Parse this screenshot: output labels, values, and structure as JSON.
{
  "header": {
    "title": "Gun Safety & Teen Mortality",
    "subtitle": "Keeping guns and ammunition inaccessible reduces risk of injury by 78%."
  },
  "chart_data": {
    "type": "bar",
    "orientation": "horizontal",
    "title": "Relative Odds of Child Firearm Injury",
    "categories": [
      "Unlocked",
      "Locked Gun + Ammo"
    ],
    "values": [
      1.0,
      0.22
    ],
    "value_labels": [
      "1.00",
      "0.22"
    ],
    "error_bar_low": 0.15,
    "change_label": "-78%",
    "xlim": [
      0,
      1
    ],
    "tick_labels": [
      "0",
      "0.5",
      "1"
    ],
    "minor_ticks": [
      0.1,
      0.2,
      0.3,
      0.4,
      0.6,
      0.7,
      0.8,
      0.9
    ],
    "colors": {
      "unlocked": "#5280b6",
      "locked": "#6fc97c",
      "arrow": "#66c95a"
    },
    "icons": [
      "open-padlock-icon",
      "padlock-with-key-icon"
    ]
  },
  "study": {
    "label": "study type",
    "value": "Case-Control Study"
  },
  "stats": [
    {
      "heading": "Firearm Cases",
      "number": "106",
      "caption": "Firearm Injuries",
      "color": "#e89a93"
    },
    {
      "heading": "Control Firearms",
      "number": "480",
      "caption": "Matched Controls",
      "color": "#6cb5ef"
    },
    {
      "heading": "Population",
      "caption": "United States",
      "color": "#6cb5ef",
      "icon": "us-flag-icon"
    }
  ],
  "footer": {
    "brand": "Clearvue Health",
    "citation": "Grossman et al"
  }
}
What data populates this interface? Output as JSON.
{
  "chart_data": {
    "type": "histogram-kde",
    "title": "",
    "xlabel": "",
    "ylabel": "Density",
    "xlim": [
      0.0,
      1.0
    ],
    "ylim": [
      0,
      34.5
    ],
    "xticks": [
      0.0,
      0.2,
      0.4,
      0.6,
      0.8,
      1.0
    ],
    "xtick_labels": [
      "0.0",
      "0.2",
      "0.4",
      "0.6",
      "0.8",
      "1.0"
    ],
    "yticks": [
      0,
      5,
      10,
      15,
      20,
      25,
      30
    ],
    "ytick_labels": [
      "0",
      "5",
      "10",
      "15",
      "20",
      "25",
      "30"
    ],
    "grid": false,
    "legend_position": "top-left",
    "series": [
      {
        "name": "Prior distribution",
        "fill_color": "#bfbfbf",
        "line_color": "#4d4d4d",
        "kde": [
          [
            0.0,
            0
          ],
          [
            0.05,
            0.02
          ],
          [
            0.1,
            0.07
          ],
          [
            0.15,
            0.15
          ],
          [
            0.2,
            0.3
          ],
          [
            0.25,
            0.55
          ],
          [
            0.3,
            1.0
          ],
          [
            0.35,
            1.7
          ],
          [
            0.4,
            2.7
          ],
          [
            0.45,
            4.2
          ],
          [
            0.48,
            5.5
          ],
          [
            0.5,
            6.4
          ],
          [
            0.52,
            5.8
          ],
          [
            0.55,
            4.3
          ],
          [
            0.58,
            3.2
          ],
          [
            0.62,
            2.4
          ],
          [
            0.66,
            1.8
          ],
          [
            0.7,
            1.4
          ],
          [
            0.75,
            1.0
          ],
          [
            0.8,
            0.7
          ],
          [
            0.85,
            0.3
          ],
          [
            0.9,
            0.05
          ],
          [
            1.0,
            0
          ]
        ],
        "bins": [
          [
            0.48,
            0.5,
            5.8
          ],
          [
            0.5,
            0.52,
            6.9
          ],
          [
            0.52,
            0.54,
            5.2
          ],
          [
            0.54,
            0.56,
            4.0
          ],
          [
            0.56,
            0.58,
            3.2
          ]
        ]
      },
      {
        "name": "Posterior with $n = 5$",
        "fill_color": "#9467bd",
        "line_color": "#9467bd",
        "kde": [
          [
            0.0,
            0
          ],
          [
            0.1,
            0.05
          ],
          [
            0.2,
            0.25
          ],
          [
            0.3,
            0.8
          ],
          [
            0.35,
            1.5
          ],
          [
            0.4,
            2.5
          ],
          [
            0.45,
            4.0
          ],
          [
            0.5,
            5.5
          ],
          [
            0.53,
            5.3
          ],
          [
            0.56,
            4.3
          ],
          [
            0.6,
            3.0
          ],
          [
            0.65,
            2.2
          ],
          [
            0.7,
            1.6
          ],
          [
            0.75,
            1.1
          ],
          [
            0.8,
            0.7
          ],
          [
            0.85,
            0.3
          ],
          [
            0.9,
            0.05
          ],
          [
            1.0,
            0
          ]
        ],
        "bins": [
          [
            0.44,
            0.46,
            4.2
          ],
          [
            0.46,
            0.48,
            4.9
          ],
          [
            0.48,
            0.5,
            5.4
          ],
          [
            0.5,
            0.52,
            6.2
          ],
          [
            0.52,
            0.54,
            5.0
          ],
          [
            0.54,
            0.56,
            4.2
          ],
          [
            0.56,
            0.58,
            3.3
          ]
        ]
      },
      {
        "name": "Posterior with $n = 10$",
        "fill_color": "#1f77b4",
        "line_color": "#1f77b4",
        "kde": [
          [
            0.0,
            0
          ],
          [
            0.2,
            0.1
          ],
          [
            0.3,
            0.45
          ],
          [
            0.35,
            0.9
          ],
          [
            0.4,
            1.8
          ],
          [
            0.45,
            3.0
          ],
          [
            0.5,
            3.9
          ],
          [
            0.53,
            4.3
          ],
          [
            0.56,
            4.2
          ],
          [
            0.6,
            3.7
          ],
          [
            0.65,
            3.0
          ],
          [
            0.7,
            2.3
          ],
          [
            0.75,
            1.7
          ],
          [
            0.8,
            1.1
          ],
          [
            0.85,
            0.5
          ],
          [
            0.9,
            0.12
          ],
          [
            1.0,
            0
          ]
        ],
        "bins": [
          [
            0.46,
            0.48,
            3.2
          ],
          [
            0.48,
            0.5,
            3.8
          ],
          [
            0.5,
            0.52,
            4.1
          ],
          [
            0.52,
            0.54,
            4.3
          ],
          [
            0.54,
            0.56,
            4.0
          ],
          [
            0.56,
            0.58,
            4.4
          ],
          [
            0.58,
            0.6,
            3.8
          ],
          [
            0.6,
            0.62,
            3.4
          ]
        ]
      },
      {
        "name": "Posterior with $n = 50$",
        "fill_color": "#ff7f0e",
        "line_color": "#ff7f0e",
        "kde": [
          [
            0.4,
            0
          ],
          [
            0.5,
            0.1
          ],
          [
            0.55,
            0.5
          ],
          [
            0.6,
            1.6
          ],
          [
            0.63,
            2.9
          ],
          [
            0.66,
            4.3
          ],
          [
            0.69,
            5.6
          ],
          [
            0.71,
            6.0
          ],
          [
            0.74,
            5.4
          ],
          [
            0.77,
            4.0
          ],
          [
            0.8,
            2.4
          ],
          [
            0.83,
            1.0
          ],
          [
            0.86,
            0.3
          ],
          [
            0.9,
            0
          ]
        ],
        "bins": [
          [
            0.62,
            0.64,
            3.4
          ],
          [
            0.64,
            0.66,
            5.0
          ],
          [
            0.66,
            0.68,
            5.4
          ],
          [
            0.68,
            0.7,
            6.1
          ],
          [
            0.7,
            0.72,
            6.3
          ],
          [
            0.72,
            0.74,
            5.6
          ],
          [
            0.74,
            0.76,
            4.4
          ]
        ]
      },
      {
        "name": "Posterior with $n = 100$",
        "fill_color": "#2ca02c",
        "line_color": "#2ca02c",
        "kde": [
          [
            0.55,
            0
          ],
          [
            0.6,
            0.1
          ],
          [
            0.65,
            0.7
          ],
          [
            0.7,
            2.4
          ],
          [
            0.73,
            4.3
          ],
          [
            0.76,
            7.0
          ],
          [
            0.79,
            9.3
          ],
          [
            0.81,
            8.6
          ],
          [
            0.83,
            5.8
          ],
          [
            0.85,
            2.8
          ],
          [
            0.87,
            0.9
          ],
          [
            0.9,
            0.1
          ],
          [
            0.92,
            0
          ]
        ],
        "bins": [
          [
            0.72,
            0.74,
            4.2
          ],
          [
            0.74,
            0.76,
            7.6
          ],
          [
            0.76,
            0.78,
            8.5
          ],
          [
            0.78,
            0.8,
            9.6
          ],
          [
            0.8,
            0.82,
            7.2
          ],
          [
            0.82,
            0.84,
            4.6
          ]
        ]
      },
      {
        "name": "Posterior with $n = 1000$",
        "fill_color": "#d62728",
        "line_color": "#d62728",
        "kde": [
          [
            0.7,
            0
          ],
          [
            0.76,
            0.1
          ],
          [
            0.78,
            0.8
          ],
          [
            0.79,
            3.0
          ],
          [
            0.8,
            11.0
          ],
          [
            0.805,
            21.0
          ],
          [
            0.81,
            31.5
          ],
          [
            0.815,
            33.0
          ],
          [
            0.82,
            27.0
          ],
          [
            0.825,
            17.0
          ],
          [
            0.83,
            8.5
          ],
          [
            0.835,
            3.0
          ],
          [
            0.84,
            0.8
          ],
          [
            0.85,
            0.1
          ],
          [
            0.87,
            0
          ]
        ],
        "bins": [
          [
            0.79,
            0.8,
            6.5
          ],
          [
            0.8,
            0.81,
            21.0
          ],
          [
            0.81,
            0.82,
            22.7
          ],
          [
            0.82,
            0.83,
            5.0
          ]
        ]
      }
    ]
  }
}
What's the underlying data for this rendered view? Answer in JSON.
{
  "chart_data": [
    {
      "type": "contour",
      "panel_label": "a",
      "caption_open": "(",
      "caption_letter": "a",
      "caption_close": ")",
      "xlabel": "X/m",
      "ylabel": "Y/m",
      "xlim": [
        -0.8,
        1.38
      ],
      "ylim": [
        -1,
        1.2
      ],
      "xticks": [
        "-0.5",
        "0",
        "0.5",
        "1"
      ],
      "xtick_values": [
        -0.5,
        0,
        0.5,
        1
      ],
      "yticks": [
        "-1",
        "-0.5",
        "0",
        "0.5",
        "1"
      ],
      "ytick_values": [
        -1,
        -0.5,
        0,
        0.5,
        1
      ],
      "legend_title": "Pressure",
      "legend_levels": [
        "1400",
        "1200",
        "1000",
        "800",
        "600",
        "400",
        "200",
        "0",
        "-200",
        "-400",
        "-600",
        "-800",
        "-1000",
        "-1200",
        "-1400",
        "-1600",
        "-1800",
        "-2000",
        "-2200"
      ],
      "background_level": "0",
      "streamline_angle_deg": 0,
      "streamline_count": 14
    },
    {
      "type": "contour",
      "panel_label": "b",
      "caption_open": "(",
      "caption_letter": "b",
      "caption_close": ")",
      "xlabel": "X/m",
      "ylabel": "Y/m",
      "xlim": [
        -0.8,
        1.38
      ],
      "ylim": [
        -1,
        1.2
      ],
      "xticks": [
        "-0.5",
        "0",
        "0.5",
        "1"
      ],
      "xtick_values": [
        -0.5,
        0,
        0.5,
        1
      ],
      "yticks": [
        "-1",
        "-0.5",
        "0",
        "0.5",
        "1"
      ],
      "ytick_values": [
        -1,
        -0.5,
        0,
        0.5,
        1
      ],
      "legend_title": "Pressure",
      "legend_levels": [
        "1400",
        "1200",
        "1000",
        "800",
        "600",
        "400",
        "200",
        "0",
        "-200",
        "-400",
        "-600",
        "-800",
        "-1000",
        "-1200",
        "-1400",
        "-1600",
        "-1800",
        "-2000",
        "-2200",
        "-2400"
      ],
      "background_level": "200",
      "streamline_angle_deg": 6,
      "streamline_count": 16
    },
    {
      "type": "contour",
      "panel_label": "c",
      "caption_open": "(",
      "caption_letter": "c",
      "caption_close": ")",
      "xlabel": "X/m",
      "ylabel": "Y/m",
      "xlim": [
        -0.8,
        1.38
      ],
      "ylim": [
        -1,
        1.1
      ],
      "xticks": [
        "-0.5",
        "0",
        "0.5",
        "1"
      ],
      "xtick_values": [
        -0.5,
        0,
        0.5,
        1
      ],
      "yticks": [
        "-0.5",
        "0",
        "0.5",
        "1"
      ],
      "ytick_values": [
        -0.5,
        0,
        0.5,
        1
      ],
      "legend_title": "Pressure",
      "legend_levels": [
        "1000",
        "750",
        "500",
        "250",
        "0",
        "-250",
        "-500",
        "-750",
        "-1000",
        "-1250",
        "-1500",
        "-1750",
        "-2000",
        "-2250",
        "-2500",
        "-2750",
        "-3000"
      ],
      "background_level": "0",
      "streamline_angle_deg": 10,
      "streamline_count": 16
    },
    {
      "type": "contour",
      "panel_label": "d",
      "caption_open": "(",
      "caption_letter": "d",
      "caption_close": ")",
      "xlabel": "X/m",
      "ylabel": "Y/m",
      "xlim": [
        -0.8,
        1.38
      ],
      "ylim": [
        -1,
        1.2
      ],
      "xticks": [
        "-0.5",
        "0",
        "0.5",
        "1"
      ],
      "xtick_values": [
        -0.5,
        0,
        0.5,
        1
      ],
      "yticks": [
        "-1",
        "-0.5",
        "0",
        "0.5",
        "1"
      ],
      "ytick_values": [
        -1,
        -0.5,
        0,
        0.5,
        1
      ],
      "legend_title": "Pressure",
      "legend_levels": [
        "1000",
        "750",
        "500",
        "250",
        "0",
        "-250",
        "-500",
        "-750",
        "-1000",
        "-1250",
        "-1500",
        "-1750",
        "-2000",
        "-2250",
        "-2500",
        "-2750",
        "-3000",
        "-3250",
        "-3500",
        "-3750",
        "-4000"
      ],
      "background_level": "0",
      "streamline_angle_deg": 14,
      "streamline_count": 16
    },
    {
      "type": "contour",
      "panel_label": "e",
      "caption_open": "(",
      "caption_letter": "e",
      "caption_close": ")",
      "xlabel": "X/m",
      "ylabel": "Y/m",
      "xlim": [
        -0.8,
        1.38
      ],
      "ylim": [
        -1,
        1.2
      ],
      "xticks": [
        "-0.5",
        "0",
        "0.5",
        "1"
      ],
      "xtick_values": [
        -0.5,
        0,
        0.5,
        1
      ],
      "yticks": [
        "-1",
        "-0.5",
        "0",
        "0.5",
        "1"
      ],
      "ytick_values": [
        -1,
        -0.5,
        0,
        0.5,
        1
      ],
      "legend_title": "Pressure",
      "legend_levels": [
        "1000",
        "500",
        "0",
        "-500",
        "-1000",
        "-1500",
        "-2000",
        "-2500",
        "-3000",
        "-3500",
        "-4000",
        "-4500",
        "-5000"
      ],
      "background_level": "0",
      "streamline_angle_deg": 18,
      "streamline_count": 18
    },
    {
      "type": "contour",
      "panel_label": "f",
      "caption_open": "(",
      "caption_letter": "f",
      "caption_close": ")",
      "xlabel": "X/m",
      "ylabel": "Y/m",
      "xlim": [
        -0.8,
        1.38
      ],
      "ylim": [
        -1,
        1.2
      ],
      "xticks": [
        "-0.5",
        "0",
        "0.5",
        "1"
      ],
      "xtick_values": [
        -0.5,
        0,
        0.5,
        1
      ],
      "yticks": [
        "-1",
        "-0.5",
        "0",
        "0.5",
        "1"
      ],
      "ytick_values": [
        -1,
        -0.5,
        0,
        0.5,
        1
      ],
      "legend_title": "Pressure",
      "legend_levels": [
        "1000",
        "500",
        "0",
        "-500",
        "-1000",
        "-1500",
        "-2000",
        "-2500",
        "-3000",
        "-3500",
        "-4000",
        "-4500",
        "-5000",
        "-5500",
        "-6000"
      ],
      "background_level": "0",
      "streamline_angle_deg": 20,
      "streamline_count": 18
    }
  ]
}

------------------------------

YOUR TASK — Scan the lines above for "name", then copy every one that has it.

EXPECTED OUTPUT —
        "name": "Prior distribution",
        "name": "Posterior with $n = 5$",
        "name": "Posterior with $n = 10$",
        "name": "Posterior with $n = 50$",
        "name": "Posterior with $n = 100$",
        "name": "Posterior with $n = 1000$",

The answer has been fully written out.